**Brief:** Each line below is to be written out in full, exactly as shown.

**Data shown:**
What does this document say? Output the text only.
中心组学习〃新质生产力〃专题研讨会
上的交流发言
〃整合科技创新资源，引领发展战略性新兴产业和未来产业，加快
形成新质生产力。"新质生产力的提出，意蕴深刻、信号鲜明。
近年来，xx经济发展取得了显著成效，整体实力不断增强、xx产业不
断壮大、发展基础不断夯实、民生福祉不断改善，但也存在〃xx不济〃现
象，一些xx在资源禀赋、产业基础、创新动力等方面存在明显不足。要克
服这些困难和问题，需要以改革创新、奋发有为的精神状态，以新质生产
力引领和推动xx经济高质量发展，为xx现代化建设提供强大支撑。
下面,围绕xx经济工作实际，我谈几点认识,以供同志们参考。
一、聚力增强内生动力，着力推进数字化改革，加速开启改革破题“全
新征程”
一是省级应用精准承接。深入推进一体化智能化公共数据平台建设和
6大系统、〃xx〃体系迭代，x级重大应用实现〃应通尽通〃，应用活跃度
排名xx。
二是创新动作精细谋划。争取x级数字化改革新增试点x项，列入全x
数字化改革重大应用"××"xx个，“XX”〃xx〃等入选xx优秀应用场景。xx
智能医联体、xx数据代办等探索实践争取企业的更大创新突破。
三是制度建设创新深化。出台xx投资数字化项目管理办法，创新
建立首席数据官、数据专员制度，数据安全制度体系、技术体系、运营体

**The completed task:**
What does this document say? Output the text only.
中心组学习〃新质生产力〃专题研讨会
上的交流发言
〃整合科技创新资源，引领发展战略性新兴产业和未来产业，加快
形成新质生产力。"新质生产力的提出，意蕴深刻、信号鲜明。
近年来，xx经济发展取得了显著成效，整体实力不断增强、xx产业不
断壮大、发展基础不断夯实、民生福祉不断改善，但也存在〃xx不济〃现
象，一些xx在资源禀赋、产业基础、创新动力等方面存在明显不足。要克
服这些困难和问题，需要以改革创新、奋发有为的精神状态，以新质生产
力引领和推动xx经济高质量发展，为xx现代化建设提供强大支撑。
下面,围绕xx经济工作实际，我谈几点认识,以供同志们参考。
一、聚力增强内生动力，着力推进数字化改革，加速开启改革破题“全
新征程”
一是省级应用精准承接。深入推进一体化智能化公共数据平台建设和
6大系统、〃xx〃体系迭代，x级重大应用实现〃应通尽通〃，应用活跃度
排名xx。
二是创新动作精细谋划。争取x级数字化改革新增试点x项，列入全x
数字化改革重大应用"××"xx个，“XX”〃xx〃等入选xx优秀应用场景。xx
智能医联体、xx数据代办等探索实践争取企业的更大创新突破。
三是制度建设创新深化。出台xx投资数字化项目管理办法，创新
建立首席数据官、数据专员制度，数据安全制度体系、技术体系、运营体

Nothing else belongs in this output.